» WORK INSTRUCTIONS: Return only the number of lines holding the word "name".
-*-
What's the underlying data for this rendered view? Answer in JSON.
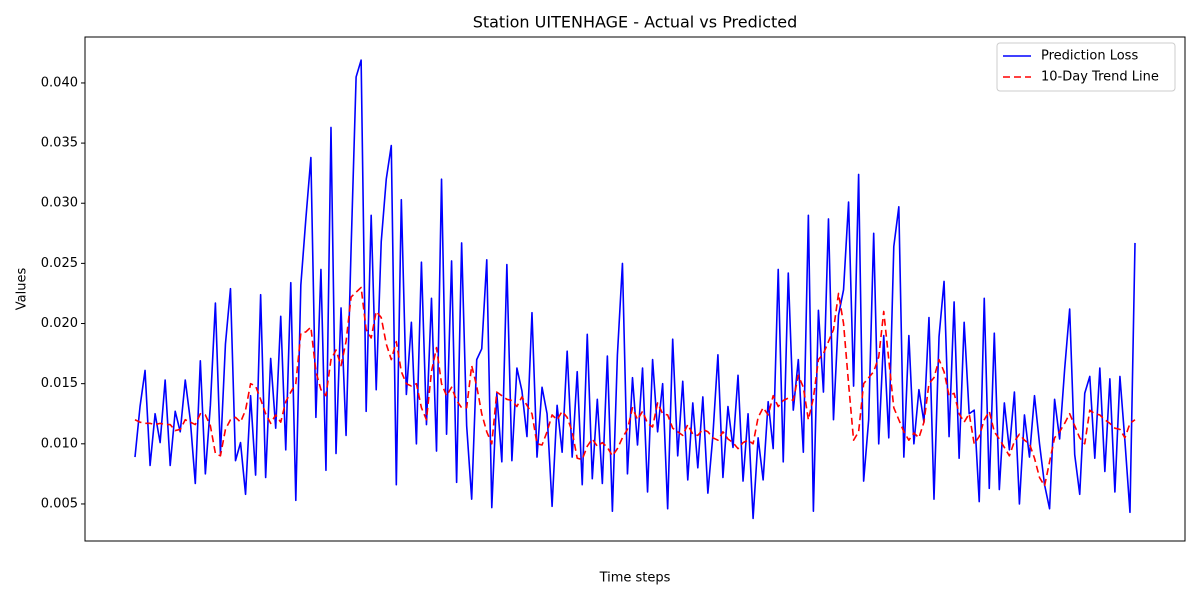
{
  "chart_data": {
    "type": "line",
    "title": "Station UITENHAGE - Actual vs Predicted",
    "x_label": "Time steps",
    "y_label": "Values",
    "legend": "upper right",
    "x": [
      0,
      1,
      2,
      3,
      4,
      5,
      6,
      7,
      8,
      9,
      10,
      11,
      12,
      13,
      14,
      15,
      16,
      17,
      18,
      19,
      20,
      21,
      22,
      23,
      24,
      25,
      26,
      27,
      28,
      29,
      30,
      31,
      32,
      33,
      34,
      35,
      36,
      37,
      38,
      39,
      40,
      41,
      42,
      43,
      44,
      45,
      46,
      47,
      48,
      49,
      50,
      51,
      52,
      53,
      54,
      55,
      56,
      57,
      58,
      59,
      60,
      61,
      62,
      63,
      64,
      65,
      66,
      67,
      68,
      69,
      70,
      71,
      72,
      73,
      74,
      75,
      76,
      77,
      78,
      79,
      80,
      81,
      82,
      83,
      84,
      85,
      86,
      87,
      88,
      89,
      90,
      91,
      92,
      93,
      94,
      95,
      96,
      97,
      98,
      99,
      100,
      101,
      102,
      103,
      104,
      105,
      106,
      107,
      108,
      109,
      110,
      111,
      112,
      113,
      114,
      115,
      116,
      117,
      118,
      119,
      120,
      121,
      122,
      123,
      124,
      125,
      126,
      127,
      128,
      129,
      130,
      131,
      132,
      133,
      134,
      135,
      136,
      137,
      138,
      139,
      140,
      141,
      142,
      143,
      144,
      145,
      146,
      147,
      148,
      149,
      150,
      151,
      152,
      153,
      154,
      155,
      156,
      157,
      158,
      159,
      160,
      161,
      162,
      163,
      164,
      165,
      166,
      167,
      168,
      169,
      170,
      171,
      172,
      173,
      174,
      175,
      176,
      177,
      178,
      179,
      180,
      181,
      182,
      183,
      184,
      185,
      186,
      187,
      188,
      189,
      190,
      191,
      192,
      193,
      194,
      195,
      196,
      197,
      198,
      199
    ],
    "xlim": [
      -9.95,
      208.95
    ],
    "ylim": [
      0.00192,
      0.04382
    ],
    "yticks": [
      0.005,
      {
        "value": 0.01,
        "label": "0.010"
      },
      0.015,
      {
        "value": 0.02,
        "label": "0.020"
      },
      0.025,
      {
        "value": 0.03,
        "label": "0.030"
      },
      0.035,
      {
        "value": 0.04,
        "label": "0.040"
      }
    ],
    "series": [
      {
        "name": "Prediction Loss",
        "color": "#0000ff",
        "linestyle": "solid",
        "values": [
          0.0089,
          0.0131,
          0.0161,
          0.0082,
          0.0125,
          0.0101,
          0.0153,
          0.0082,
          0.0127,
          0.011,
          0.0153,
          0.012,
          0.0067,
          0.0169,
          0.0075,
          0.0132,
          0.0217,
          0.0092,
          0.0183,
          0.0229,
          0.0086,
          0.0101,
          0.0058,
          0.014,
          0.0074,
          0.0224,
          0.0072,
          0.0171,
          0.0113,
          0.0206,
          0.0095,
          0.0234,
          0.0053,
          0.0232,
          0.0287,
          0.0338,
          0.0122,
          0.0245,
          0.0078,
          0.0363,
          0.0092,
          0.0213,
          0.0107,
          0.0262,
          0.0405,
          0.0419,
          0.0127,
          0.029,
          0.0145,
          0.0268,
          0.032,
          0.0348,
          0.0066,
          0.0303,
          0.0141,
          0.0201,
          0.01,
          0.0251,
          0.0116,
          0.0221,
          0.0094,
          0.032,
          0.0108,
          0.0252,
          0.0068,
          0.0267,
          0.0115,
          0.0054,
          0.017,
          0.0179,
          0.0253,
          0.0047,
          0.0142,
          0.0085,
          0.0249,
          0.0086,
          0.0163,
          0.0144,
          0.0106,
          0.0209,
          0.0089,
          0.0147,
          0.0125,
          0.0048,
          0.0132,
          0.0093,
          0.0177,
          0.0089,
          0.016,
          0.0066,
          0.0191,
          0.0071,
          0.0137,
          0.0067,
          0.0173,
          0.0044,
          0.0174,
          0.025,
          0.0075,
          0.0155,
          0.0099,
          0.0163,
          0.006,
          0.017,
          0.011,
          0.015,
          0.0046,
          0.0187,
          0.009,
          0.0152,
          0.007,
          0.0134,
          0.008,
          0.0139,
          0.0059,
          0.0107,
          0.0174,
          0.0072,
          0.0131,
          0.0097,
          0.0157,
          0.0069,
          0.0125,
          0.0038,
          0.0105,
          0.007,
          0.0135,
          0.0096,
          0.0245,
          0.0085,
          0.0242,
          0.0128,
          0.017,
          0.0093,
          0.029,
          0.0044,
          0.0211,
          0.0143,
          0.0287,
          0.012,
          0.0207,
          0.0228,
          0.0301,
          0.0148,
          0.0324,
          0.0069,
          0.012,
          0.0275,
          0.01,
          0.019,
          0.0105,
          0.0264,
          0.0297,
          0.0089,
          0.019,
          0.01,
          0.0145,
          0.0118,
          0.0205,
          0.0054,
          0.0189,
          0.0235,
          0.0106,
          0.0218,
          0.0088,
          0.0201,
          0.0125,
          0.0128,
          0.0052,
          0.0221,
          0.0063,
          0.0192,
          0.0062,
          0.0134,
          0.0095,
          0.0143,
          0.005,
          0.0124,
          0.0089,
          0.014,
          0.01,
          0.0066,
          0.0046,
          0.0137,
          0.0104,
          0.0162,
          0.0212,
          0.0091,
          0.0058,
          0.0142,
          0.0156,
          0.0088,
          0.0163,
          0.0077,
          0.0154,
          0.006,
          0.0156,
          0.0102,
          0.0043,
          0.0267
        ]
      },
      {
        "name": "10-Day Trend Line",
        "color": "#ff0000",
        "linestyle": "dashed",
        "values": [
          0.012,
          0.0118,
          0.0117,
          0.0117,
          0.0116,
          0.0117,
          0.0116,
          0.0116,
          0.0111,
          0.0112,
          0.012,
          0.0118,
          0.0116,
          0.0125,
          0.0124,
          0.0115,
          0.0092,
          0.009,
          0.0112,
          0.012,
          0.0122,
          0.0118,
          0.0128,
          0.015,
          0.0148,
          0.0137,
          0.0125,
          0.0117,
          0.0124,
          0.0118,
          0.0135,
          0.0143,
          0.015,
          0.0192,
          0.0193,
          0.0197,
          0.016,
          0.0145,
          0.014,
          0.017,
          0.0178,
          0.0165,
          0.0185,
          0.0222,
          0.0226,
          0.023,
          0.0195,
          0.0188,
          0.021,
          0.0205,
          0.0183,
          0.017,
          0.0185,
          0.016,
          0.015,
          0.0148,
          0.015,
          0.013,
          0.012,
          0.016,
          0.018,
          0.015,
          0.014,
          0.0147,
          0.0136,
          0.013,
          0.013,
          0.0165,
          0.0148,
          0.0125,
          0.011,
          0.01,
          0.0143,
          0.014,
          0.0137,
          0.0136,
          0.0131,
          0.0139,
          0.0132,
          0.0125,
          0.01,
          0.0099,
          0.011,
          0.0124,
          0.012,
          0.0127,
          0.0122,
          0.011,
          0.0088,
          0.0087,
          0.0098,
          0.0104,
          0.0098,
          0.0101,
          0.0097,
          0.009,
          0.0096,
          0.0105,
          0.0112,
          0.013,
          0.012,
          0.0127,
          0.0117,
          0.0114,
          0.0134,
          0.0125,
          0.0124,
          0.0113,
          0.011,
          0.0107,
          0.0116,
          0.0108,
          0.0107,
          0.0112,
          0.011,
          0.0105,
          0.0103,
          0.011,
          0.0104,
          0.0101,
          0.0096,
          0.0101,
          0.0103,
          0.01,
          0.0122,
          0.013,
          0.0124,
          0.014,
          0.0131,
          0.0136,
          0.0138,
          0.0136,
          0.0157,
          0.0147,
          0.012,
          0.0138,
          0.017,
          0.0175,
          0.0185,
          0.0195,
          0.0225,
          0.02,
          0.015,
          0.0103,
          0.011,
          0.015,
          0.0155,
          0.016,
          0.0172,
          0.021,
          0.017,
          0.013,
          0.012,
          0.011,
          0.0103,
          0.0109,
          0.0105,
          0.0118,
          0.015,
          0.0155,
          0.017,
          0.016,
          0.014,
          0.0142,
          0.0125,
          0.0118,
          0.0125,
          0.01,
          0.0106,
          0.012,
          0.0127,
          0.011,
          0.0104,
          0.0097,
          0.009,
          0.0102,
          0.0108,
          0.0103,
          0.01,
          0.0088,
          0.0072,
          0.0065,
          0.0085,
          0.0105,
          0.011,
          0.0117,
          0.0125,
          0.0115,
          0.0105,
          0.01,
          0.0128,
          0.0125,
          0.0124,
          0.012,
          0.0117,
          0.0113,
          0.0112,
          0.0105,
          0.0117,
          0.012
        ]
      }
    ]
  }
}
-*-
» COMPLETED TASK: 2